====== INFORMATION SUPPLIED

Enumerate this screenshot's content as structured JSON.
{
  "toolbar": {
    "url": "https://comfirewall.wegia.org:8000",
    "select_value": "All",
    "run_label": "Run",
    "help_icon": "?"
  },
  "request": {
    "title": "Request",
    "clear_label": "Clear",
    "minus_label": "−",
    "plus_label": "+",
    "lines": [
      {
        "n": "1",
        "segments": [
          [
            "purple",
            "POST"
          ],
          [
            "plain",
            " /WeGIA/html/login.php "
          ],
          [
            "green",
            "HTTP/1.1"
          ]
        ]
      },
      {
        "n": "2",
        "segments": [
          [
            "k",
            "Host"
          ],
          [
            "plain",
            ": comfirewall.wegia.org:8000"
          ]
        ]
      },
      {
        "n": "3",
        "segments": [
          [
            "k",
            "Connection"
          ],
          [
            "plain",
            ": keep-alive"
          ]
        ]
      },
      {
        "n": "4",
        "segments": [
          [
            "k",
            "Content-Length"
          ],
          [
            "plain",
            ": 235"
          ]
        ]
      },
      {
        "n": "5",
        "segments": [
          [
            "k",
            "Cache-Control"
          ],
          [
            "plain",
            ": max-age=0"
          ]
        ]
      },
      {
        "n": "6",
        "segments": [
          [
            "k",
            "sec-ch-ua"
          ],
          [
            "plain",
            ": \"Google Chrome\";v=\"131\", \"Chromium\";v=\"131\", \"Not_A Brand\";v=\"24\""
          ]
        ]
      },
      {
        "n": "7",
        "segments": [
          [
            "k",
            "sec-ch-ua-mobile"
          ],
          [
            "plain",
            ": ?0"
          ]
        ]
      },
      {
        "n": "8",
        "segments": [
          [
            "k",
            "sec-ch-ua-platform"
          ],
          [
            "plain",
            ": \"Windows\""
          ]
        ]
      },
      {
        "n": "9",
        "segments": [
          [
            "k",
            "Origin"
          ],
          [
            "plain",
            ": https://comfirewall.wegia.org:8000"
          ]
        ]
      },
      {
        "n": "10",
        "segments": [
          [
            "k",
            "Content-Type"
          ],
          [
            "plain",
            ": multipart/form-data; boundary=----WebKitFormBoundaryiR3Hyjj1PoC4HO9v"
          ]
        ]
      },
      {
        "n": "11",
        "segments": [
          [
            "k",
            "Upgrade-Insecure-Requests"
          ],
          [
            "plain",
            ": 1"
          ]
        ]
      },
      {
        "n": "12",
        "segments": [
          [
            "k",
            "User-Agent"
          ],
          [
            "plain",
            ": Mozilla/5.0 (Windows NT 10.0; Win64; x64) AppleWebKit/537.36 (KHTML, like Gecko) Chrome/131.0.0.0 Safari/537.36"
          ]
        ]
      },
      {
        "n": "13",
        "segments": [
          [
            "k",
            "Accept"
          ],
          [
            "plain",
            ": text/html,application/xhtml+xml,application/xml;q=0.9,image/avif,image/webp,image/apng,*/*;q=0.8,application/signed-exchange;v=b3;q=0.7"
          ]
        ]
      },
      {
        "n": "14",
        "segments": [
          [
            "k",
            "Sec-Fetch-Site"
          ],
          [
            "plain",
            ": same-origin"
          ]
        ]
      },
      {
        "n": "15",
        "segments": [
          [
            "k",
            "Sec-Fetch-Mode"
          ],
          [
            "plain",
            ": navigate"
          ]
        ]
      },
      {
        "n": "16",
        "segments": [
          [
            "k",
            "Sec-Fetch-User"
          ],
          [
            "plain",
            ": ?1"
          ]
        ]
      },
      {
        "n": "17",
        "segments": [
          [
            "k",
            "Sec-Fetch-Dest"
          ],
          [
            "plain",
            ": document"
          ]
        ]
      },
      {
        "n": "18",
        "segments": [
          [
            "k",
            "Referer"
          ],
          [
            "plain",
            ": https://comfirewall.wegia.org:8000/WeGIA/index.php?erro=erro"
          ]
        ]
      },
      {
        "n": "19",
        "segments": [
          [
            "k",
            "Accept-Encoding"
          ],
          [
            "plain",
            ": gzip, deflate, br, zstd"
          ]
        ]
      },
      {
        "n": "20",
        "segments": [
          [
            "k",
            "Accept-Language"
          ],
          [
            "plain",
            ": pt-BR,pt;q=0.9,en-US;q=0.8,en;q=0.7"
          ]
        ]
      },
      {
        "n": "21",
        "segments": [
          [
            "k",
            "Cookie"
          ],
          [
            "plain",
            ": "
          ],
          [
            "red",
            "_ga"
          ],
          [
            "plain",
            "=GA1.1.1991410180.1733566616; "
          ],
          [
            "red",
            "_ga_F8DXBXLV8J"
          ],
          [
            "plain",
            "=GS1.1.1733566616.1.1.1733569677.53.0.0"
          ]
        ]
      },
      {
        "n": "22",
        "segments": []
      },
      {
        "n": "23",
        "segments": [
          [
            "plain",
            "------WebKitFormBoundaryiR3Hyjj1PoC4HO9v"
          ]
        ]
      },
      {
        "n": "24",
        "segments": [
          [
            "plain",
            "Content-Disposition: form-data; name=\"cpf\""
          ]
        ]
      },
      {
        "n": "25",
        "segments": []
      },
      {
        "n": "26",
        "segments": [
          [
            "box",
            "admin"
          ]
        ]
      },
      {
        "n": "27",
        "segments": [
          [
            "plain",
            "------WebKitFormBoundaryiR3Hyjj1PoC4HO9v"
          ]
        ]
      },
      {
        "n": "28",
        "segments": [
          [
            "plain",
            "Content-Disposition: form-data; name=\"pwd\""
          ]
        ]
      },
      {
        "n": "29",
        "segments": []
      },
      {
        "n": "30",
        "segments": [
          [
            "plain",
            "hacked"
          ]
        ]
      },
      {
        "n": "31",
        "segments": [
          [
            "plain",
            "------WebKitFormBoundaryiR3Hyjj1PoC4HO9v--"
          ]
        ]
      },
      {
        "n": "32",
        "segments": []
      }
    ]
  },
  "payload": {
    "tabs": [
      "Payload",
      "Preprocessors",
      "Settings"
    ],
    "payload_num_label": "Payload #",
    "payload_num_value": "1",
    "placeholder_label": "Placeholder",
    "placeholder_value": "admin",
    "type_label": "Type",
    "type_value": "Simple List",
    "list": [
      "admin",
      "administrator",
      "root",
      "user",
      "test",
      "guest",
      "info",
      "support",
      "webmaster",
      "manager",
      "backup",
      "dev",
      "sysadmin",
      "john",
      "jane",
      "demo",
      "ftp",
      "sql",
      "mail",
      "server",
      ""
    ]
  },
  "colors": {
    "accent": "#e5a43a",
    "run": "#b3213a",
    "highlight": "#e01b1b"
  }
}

============

• GIVEN TASK
Show, from the material above, each line that includes the string "Chrome".

• TASK OUTPUT
            ": \"Google Chrome\";v=\"131\", \"Chromium\";v=\"131\", \"Not_A Brand\";v=\"24\""
            ": Mozilla/5.0 (Windows NT 10.0; Win64; x64) AppleWebKit/537.36 (KHTML, like Gecko) Chrome/131.0.0.0 Safari/537.36"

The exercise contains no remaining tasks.